GOAL: Read through the records below and copy each line that uses the word "Connect".
___ SUPPLIED MATERIAL ___
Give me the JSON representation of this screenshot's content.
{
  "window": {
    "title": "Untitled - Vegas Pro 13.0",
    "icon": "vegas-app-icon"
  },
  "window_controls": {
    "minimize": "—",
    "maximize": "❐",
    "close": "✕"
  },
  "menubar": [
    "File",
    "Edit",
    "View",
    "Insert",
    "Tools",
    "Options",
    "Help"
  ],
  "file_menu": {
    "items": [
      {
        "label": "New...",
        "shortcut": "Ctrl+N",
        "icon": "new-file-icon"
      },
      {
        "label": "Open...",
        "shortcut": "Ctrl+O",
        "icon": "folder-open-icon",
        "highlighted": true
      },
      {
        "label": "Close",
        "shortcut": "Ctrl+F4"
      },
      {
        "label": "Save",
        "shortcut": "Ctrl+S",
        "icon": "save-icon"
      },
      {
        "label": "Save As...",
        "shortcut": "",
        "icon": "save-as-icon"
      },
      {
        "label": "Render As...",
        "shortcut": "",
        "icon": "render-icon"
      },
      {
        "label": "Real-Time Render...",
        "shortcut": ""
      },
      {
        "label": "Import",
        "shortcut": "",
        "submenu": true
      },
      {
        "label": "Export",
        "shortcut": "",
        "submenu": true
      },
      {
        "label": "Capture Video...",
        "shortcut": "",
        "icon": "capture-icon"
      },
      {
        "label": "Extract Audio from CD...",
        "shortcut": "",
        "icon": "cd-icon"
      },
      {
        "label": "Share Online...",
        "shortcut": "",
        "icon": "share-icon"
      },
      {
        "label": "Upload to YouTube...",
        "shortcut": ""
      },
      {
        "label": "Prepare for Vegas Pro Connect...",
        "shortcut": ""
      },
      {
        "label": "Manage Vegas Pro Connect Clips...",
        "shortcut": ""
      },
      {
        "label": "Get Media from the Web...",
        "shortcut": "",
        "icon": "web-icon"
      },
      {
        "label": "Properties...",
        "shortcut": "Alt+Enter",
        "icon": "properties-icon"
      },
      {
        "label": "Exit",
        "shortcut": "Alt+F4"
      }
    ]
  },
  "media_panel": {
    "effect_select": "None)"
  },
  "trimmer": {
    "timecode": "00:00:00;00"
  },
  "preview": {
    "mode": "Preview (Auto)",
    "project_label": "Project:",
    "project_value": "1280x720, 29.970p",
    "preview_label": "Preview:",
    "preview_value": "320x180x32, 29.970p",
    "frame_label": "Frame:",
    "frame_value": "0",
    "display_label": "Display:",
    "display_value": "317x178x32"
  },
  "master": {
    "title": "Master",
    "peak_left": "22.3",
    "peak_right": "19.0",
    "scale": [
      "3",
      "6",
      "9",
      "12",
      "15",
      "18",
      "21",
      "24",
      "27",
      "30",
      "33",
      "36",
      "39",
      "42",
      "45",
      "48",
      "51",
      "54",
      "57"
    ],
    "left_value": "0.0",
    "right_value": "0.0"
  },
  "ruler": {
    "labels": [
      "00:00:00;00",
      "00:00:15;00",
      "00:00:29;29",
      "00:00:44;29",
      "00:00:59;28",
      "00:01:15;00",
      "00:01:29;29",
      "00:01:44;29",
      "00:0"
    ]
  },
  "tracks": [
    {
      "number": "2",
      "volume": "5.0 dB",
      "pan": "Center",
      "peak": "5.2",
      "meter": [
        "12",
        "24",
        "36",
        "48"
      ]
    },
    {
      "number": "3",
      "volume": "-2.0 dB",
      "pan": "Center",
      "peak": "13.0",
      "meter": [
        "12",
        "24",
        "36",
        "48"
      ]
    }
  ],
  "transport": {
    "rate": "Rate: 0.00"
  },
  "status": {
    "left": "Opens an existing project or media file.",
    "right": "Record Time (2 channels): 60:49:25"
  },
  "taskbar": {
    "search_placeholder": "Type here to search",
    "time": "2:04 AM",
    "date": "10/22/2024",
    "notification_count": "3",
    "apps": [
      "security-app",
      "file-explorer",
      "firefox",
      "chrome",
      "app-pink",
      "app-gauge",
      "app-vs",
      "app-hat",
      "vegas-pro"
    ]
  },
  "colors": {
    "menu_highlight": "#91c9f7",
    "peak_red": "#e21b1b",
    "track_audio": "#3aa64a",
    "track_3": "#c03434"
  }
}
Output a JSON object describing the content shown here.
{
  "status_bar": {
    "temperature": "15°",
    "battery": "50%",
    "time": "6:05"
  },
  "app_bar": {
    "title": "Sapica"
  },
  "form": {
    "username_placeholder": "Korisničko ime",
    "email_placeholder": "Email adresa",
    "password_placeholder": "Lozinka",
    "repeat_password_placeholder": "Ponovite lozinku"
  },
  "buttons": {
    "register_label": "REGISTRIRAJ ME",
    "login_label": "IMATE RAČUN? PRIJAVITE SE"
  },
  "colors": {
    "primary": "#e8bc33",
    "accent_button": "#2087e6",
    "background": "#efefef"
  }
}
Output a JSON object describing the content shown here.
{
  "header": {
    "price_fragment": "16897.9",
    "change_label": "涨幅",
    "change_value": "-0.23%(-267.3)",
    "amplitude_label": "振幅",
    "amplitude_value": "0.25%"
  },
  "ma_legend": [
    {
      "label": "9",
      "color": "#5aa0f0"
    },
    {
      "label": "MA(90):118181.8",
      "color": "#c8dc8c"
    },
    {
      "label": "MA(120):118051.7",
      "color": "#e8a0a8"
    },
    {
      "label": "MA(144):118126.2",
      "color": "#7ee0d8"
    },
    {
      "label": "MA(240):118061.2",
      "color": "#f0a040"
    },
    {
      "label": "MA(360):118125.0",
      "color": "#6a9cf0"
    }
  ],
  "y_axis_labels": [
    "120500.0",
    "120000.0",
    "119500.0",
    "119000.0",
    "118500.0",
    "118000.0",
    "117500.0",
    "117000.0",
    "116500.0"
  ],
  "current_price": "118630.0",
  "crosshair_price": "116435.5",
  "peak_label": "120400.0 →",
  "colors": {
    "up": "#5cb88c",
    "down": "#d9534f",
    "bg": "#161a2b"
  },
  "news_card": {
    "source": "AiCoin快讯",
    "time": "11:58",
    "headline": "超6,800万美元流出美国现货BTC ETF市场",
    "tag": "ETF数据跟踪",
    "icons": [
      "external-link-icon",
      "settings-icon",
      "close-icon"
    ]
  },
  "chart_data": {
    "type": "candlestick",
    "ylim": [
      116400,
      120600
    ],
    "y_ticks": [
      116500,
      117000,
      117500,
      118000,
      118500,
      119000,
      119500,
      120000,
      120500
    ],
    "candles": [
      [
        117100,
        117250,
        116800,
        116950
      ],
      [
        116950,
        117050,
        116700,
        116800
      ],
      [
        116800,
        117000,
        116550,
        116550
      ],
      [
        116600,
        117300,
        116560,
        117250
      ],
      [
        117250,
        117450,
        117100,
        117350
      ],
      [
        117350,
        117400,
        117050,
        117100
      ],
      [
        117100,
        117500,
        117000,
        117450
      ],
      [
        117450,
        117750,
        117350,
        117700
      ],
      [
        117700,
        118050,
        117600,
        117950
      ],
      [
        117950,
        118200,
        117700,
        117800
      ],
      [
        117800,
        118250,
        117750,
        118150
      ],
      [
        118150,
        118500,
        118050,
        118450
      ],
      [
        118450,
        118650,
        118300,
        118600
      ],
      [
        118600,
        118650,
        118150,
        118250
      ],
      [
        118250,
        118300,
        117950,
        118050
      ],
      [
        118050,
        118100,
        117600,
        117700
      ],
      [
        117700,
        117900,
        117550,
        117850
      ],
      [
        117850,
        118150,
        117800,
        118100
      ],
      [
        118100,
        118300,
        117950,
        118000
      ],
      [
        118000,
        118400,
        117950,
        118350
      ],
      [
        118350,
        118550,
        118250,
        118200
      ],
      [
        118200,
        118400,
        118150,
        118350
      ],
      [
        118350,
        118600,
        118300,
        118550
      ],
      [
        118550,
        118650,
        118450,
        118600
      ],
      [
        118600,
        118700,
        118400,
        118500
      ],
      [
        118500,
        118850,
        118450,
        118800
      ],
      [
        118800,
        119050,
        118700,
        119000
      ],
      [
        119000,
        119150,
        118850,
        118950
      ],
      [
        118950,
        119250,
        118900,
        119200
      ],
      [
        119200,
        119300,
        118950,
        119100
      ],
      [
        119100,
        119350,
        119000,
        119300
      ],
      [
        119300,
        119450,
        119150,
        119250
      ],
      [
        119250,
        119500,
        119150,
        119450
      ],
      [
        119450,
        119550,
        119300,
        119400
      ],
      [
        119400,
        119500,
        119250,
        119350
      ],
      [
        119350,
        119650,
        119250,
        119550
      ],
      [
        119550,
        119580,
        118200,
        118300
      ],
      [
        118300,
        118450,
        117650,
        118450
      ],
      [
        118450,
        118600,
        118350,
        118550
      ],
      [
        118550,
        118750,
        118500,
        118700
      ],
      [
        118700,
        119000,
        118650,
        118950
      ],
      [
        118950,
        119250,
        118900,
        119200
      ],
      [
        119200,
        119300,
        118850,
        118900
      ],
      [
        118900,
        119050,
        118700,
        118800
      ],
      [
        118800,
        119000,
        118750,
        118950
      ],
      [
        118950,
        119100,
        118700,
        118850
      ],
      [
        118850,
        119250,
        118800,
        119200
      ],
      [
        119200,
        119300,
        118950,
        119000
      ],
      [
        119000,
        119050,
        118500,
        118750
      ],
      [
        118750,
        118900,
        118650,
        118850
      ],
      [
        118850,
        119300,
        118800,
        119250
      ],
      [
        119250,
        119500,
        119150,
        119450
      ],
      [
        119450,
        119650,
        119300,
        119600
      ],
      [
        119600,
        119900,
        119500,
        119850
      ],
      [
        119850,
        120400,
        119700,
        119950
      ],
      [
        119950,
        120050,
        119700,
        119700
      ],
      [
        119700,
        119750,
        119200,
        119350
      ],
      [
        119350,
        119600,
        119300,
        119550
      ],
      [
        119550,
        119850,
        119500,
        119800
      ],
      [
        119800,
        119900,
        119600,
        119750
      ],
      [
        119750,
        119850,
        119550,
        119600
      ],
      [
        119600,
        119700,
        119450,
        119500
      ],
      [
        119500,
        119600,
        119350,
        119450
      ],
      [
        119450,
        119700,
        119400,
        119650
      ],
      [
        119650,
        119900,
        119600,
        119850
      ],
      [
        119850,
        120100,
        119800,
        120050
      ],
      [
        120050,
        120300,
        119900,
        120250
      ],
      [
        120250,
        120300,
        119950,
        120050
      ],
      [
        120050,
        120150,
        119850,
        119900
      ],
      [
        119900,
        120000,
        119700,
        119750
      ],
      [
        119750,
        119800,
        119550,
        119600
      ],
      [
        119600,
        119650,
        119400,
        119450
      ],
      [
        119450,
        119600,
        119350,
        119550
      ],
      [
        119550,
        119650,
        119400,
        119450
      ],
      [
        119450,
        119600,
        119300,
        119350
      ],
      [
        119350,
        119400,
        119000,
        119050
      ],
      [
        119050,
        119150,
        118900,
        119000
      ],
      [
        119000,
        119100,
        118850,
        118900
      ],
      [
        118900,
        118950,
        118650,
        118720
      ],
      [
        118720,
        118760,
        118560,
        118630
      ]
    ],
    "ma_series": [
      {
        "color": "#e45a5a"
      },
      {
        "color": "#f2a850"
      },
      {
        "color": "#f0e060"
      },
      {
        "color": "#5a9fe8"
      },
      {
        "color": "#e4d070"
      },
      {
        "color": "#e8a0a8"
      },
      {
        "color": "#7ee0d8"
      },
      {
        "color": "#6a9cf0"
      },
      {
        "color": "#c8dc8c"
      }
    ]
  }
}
___
EXERCISE SOLUTION:
        "label": "Prepare for Vegas Pro Connect...",
        "label": "Manage Vegas Pro Connect Clips...",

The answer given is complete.